=== WRITTEN EXERCISE ===
Reproduce all lines of the listing below in which the word "style" occurs.

"""

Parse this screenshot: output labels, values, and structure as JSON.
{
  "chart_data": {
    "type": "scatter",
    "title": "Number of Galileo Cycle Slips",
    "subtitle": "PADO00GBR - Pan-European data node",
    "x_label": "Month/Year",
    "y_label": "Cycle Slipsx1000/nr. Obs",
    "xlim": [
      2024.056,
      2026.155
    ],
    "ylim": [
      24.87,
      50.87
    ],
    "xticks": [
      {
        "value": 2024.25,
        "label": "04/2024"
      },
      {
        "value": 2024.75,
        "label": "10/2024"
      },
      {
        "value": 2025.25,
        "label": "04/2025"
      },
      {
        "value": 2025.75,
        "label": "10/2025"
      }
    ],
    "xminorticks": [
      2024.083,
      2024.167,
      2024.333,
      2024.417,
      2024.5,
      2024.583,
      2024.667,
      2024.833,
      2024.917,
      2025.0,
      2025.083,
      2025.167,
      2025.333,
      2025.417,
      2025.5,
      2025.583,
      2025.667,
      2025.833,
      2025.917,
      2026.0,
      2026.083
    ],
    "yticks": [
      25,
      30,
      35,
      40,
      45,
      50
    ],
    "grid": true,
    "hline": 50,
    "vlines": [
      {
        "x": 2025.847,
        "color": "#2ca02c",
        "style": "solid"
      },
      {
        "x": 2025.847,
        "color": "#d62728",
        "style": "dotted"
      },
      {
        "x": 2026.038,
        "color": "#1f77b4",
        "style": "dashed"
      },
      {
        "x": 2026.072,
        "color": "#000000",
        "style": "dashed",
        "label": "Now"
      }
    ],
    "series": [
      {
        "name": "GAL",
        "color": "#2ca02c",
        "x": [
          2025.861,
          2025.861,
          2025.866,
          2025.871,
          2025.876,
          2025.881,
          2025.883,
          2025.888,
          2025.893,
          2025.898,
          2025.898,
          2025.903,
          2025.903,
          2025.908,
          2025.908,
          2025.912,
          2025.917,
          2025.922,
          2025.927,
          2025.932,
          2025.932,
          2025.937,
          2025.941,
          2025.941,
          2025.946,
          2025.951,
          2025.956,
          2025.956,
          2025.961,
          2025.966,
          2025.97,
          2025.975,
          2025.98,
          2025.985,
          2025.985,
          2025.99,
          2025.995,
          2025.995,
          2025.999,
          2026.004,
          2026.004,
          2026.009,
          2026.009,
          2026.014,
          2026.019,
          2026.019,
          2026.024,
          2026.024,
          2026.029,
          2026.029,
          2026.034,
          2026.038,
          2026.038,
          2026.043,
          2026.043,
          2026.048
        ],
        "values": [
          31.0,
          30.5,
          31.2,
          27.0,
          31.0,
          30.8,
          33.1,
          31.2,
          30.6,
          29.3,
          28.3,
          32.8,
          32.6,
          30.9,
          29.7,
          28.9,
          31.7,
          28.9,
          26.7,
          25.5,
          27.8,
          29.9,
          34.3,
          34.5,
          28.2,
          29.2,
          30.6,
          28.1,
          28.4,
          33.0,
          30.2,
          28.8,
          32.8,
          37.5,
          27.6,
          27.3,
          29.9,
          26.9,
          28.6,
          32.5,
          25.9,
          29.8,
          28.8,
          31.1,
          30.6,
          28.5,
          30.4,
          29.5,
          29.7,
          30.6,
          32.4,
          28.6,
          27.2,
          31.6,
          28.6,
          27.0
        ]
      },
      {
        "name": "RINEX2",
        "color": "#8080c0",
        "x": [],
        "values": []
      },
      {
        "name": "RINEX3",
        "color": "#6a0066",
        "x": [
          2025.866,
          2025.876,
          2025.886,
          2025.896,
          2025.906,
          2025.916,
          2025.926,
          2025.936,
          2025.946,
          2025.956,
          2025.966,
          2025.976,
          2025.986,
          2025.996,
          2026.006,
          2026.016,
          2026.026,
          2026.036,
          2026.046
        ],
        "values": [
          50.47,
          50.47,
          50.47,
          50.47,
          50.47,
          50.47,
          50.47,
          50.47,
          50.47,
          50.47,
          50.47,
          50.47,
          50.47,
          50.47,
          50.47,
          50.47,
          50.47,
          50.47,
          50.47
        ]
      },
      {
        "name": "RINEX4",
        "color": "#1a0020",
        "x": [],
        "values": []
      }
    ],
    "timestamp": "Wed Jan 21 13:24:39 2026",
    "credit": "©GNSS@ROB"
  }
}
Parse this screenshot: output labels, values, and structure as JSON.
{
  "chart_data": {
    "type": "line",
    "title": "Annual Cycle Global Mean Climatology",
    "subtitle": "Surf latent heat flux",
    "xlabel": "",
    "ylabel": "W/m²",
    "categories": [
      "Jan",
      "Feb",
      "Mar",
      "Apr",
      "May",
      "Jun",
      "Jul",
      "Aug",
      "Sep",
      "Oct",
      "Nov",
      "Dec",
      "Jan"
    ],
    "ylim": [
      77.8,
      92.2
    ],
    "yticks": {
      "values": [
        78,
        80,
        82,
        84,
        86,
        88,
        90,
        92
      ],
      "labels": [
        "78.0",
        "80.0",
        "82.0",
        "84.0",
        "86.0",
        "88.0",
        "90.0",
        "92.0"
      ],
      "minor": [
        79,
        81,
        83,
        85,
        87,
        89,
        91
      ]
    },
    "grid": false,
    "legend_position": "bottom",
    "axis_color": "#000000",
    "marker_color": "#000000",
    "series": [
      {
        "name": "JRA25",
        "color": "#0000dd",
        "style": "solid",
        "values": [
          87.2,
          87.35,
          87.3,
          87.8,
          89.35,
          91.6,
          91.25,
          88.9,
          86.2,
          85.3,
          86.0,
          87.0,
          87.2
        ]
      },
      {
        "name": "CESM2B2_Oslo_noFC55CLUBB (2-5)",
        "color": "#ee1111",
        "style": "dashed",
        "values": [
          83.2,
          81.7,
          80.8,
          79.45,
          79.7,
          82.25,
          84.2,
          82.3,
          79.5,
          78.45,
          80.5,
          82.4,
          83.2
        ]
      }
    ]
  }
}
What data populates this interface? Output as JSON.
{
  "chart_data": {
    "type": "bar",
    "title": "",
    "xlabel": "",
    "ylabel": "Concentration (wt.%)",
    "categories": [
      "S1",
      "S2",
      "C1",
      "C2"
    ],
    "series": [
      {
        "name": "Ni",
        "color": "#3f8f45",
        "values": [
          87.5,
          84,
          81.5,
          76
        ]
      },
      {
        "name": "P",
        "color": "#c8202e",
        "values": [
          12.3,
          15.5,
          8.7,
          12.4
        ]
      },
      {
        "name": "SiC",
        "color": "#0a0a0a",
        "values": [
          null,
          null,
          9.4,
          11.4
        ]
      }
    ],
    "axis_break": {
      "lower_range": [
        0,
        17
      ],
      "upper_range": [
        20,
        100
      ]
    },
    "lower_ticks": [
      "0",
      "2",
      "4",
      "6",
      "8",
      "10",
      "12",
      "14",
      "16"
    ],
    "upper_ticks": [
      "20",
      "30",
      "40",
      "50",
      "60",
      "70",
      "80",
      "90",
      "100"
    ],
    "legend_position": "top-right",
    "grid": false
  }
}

"""

=== SOLUTION TO THE PROBLEM ===
        "style": "solid"
        "style": "dotted"
        "style": "dashed"
        "style": "dashed",
        "style": "solid",
        "style": "dashed",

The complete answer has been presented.